=== What needs to be done ===
What follows is a listing. Return every line of it exactly.

=== Stored rows ===
#####

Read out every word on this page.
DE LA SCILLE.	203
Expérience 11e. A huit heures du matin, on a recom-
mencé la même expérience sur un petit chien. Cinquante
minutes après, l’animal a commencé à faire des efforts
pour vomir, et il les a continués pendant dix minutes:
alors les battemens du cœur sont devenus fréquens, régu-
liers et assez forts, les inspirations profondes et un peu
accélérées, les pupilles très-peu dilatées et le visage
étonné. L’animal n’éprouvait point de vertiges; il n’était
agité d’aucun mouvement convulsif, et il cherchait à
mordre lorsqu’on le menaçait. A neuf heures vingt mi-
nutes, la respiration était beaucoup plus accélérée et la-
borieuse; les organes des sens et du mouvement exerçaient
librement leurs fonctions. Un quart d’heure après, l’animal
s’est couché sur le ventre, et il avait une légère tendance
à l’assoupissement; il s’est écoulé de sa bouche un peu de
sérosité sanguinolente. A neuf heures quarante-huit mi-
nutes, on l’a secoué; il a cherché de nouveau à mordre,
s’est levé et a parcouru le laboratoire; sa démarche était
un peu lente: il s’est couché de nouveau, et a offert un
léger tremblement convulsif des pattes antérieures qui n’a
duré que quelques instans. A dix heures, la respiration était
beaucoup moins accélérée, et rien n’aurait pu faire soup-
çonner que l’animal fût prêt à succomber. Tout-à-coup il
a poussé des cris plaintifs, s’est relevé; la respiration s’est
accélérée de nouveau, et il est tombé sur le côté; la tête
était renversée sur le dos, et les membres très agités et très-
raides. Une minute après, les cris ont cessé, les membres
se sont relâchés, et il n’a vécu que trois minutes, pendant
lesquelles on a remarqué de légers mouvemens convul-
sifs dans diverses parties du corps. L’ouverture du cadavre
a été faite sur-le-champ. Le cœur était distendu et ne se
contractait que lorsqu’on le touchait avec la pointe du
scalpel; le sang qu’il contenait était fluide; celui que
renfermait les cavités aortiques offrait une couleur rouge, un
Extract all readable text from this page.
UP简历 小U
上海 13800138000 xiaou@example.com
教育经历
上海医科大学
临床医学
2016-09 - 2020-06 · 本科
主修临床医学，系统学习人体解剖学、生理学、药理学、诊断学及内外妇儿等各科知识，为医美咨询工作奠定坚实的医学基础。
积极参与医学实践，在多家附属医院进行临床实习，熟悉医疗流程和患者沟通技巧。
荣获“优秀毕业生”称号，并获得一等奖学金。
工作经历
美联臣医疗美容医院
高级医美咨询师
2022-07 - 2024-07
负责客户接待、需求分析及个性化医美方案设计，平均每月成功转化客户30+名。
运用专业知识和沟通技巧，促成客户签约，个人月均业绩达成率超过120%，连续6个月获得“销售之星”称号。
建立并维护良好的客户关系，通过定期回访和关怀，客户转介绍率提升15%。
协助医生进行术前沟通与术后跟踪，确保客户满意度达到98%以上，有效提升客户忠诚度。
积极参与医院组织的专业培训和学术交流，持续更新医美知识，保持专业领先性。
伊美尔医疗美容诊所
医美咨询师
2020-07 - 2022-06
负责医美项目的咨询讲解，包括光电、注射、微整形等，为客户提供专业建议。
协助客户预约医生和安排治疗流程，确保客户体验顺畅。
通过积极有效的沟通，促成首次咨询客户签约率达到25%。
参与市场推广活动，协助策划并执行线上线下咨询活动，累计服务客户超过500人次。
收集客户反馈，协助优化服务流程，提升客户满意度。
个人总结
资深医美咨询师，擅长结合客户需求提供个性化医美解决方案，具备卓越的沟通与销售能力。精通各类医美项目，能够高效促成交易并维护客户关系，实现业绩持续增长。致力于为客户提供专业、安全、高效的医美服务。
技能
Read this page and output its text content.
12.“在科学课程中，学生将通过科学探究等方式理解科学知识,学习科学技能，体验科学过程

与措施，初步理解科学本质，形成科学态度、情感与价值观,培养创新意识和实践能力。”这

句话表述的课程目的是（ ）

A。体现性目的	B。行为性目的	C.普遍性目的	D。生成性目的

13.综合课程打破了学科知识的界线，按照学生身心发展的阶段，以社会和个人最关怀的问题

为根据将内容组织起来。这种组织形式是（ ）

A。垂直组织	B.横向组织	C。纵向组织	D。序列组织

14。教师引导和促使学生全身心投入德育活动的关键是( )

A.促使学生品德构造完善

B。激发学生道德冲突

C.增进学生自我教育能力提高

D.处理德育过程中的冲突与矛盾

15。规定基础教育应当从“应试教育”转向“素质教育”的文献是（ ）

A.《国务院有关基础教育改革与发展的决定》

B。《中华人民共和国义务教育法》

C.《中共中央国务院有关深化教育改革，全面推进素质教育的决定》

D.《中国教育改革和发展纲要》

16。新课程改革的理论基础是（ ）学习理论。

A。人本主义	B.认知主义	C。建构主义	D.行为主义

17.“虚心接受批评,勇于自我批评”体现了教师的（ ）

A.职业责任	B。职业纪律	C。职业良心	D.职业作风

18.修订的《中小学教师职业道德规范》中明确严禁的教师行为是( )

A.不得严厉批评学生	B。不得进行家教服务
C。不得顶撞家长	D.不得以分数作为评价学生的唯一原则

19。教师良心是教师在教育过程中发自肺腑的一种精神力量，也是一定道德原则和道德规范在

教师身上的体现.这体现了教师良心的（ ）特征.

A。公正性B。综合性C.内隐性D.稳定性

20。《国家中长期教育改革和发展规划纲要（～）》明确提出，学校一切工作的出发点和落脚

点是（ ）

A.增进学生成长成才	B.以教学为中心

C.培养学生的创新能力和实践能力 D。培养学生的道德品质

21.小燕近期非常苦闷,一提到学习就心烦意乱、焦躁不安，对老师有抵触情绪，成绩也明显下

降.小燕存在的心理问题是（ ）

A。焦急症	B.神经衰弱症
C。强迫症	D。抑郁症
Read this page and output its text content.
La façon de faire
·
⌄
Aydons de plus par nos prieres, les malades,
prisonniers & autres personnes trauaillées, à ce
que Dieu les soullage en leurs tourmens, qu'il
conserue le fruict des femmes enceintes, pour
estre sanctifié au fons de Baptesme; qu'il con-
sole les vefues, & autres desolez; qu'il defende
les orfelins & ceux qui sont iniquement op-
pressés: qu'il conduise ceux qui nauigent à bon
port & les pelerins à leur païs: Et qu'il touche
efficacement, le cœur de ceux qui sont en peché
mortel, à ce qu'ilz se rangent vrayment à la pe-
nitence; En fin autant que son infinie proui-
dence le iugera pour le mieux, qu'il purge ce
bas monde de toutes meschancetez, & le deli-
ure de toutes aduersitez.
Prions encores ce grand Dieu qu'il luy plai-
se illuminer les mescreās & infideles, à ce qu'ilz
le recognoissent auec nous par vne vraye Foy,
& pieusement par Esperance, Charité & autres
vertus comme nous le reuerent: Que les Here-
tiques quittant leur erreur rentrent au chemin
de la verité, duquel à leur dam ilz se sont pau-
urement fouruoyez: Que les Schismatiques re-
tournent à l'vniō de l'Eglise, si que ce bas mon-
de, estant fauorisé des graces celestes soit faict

#####

=== Answer to the exercise ===
Read out every word on this page.
DE LA SCILLE.	203
Expérience 11e. A huit heures du matin, on a recom-
mencé la même expérience sur un petit chien. Cinquante
minutes après, l’animal a commencé à faire des efforts
pour vomir, et il les a continués pendant dix minutes:
alors les battemens du cœur sont devenus fréquens, régu-
liers et assez forts, les inspirations profondes et un peu
accélérées, les pupilles très-peu dilatées et le visage
étonné. L’animal n’éprouvait point de vertiges; il n’était
agité d’aucun mouvement convulsif, et il cherchait à
mordre lorsqu’on le menaçait. A neuf heures vingt mi-
nutes, la respiration était beaucoup plus accélérée et la-
borieuse; les organes des sens et du mouvement exerçaient
librement leurs fonctions. Un quart d’heure après, l’animal
s’est couché sur le ventre, et il avait une légère tendance
à l’assoupissement; il s’est écoulé de sa bouche un peu de
sérosité sanguinolente. A neuf heures quarante-huit mi-
nutes, on l’a secoué; il a cherché de nouveau à mordre,
s’est levé et a parcouru le laboratoire; sa démarche était
un peu lente: il s’est couché de nouveau, et a offert un
léger tremblement convulsif des pattes antérieures qui n’a
duré que quelques instans. A dix heures, la respiration était
beaucoup moins accélérée, et rien n’aurait pu faire soup-
çonner que l’animal fût prêt à succomber. Tout-à-coup il
a poussé des cris plaintifs, s’est relevé; la respiration s’est
accélérée de nouveau, et il est tombé sur le côté; la tête
était renversée sur le dos, et les membres très agités et très-
raides. Une minute après, les cris ont cessé, les membres
se sont relâchés, et il n’a vécu que trois minutes, pendant
lesquelles on a remarqué de légers mouvemens convul-
sifs dans diverses parties du corps. L’ouverture du cadavre
a été faite sur-le-champ. Le cœur était distendu et ne se
contractait que lorsqu’on le touchait avec la pointe du
scalpel; le sang qu’il contenait était fluide; celui que
renfermait les cavités aortiques offrait une couleur rouge, un
Extract all readable text from this page.
UP简历 小U
上海 13800138000 xiaou@example.com
教育经历
上海医科大学
临床医学
2016-09 - 2020-06 · 本科
主修临床医学，系统学习人体解剖学、生理学、药理学、诊断学及内外妇儿等各科知识，为医美咨询工作奠定坚实的医学基础。
积极参与医学实践，在多家附属医院进行临床实习，熟悉医疗流程和患者沟通技巧。
荣获“优秀毕业生”称号，并获得一等奖学金。
工作经历
美联臣医疗美容医院
高级医美咨询师
2022-07 - 2024-07
负责客户接待、需求分析及个性化医美方案设计，平均每月成功转化客户30+名。
运用专业知识和沟通技巧，促成客户签约，个人月均业绩达成率超过120%，连续6个月获得“销售之星”称号。
建立并维护良好的客户关系，通过定期回访和关怀，客户转介绍率提升15%。
协助医生进行术前沟通与术后跟踪，确保客户满意度达到98%以上，有效提升客户忠诚度。
积极参与医院组织的专业培训和学术交流，持续更新医美知识，保持专业领先性。
伊美尔医疗美容诊所
医美咨询师
2020-07 - 2022-06
负责医美项目的咨询讲解，包括光电、注射、微整形等，为客户提供专业建议。
协助客户预约医生和安排治疗流程，确保客户体验顺畅。
通过积极有效的沟通，促成首次咨询客户签约率达到25%。
参与市场推广活动，协助策划并执行线上线下咨询活动，累计服务客户超过500人次。
收集客户反馈，协助优化服务流程，提升客户满意度。
个人总结
资深医美咨询师，擅长结合客户需求提供个性化医美解决方案，具备卓越的沟通与销售能力。精通各类医美项目，能够高效促成交易并维护客户关系，实现业绩持续增长。致力于为客户提供专业、安全、高效的医美服务。
技能
Read this page and output its text content.
12.“在科学课程中，学生将通过科学探究等方式理解科学知识,学习科学技能，体验科学过程

与措施，初步理解科学本质，形成科学态度、情感与价值观,培养创新意识和实践能力。”这

句话表述的课程目的是（ ）

A。体现性目的	B。行为性目的	C.普遍性目的	D。生成性目的

13.综合课程打破了学科知识的界线，按照学生身心发展的阶段，以社会和个人最关怀的问题

为根据将内容组织起来。这种组织形式是（ ）

A。垂直组织	B.横向组织	C。纵向组织	D。序列组织

14。教师引导和促使学生全身心投入德育活动的关键是( )

A.促使学生品德构造完善

B。激发学生道德冲突

C.增进学生自我教育能力提高

D.处理德育过程中的冲突与矛盾

15。规定基础教育应当从“应试教育”转向“素质教育”的文献是（ ）

A.《国务院有关基础教育改革与发展的决定》

B。《中华人民共和国义务教育法》

C.《中共中央国务院有关深化教育改革，全面推进素质教育的决定》

D.《中国教育改革和发展纲要》

16。新课程改革的理论基础是（ ）学习理论。

A。人本主义	B.认知主义	C。建构主义	D.行为主义

17.“虚心接受批评,勇于自我批评”体现了教师的（ ）

A.职业责任	B。职业纪律	C。职业良心	D.职业作风

18.修订的《中小学教师职业道德规范》中明确严禁的教师行为是( )

A.不得严厉批评学生	B。不得进行家教服务
C。不得顶撞家长	D.不得以分数作为评价学生的唯一原则

19。教师良心是教师在教育过程中发自肺腑的一种精神力量，也是一定道德原则和道德规范在

教师身上的体现.这体现了教师良心的（ ）特征.

A。公正性B。综合性C.内隐性D.稳定性

20。《国家中长期教育改革和发展规划纲要（～）》明确提出，学校一切工作的出发点和落脚

点是（ ）

A.增进学生成长成才	B.以教学为中心

C.培养学生的创新能力和实践能力 D。培养学生的道德品质

21.小燕近期非常苦闷,一提到学习就心烦意乱、焦躁不安，对老师有抵触情绪，成绩也明显下

降.小燕存在的心理问题是（ ）

A。焦急症	B.神经衰弱症
C。强迫症	D。抑郁症
Read this page and output its text content.
La façon de faire
·
⌄
Aydons de plus par nos prieres, les malades,
prisonniers & autres personnes trauaillées, à ce
que Dieu les soullage en leurs tourmens, qu'il
conserue le fruict des femmes enceintes, pour
estre sanctifié au fons de Baptesme; qu'il con-
sole les vefues, & autres desolez; qu'il defende
les orfelins & ceux qui sont iniquement op-
pressés: qu'il conduise ceux qui nauigent à bon
port & les pelerins à leur païs: Et qu'il touche
efficacement, le cœur de ceux qui sont en peché
mortel, à ce qu'ilz se rangent vrayment à la pe-
nitence; En fin autant que son infinie proui-
dence le iugera pour le mieux, qu'il purge ce
bas monde de toutes meschancetez, & le deli-
ure de toutes aduersitez.
Prions encores ce grand Dieu qu'il luy plai-
se illuminer les mescreās & infideles, à ce qu'ilz
le recognoissent auec nous par vne vraye Foy,
& pieusement par Esperance, Charité & autres
vertus comme nous le reuerent: Que les Here-
tiques quittant leur erreur rentrent au chemin
de la verité, duquel à leur dam ilz se sont pau-
urement fouruoyez: Que les Schismatiques re-
tournent à l'vniō de l'Eglise, si que ce bas mon-
de, estant fauorisé des graces celestes soit faict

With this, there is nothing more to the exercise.